INSTRUCTION – Could you copy every line from the material below in which "eBooks" appears?
-- Start of DATA PROVIDED --
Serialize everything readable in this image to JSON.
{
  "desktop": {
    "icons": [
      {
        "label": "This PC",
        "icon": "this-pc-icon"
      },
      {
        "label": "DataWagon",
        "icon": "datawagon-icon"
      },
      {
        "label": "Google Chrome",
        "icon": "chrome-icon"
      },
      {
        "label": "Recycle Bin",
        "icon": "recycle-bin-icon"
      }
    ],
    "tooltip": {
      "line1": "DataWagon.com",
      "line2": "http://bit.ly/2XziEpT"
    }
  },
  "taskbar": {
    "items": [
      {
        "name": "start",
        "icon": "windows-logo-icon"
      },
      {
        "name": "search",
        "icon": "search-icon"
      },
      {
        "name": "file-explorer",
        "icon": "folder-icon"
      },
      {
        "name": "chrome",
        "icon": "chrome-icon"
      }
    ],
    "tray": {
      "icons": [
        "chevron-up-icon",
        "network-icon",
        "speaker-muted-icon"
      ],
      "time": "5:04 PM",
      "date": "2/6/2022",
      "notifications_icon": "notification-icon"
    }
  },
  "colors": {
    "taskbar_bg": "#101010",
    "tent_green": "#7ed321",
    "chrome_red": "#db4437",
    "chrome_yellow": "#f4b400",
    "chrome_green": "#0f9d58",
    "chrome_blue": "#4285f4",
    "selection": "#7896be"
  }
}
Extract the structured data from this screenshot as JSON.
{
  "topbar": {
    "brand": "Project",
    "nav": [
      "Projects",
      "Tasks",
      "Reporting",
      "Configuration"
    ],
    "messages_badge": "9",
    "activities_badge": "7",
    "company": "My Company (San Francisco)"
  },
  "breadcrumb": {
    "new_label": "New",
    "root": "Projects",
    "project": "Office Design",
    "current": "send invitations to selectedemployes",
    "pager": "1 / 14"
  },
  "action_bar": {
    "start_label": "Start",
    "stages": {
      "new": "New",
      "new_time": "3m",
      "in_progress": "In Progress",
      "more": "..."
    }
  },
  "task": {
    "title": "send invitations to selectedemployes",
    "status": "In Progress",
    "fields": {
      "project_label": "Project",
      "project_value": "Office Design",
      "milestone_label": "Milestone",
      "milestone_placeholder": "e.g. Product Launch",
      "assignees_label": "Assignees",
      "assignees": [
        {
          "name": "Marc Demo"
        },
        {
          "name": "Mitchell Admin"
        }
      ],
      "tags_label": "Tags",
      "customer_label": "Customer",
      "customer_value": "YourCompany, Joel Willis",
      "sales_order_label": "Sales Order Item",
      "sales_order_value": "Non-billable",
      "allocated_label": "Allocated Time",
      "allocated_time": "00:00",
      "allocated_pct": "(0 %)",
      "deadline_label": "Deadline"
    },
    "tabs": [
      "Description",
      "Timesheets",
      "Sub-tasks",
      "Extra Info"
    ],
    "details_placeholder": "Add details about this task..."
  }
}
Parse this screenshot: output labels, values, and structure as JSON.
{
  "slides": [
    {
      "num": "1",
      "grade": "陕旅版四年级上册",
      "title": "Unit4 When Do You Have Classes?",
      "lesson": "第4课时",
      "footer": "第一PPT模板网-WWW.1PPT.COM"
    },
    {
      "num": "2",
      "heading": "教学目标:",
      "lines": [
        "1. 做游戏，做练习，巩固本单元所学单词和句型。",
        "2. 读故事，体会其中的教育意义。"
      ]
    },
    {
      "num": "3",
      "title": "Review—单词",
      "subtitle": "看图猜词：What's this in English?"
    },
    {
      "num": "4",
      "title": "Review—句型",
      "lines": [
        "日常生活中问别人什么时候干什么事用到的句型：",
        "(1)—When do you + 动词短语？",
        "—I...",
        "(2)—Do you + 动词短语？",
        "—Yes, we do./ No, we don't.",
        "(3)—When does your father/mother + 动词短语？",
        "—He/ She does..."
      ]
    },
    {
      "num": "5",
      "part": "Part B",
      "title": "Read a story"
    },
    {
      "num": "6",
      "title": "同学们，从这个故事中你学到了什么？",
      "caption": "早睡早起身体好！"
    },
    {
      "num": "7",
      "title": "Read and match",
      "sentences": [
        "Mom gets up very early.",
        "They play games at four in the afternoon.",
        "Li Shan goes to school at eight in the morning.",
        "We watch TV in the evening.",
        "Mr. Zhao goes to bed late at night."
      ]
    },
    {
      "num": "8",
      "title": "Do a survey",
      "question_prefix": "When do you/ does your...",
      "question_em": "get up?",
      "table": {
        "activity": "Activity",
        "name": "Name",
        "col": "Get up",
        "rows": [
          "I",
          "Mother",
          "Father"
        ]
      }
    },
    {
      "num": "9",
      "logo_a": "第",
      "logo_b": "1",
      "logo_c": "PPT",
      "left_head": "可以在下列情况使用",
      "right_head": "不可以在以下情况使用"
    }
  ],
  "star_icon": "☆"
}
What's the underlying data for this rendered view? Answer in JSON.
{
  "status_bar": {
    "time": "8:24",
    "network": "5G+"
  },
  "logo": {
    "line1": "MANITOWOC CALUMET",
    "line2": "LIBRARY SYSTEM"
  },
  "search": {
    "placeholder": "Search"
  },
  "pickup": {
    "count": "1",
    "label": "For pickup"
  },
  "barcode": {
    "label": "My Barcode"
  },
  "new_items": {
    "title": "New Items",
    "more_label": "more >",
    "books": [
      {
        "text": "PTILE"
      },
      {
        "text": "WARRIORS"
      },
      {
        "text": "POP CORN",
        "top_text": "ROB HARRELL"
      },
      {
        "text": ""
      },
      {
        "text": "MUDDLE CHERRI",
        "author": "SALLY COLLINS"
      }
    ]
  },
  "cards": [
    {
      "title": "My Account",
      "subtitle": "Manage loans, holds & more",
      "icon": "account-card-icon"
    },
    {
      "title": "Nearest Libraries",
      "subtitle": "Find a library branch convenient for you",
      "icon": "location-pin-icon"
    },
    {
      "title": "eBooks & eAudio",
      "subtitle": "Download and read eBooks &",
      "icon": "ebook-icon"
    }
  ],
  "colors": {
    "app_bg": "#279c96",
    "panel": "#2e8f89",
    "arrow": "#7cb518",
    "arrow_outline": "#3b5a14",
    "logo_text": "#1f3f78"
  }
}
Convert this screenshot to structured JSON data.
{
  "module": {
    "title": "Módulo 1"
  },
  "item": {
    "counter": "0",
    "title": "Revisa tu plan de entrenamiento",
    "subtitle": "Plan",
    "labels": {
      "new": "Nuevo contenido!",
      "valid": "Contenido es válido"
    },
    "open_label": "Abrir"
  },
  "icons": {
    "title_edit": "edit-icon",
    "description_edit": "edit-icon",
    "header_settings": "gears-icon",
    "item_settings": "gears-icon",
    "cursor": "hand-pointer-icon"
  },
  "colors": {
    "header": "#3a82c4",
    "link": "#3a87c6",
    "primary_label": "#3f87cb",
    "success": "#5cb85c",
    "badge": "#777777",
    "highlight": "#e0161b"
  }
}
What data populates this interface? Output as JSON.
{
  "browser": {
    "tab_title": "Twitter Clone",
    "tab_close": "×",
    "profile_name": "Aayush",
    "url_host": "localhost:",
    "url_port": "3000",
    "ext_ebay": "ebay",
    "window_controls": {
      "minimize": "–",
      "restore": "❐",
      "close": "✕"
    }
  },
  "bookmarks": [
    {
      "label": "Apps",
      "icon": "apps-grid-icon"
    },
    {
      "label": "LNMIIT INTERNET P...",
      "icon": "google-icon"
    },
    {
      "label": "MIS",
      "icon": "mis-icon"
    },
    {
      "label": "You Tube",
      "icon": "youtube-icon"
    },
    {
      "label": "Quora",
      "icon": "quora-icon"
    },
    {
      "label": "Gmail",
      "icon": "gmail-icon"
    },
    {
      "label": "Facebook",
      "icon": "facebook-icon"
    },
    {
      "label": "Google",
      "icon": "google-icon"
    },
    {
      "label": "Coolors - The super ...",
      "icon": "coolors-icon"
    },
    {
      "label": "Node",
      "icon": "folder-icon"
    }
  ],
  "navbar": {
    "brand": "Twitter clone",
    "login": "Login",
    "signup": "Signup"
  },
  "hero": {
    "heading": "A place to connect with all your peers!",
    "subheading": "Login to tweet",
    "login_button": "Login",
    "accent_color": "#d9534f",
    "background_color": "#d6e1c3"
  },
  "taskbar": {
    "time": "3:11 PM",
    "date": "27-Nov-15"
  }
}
-- End of DATA PROVIDED --
WRITTEN REPLY –
      "title": "eBooks & eAudio",
      "subtitle": "Download and read eBooks &",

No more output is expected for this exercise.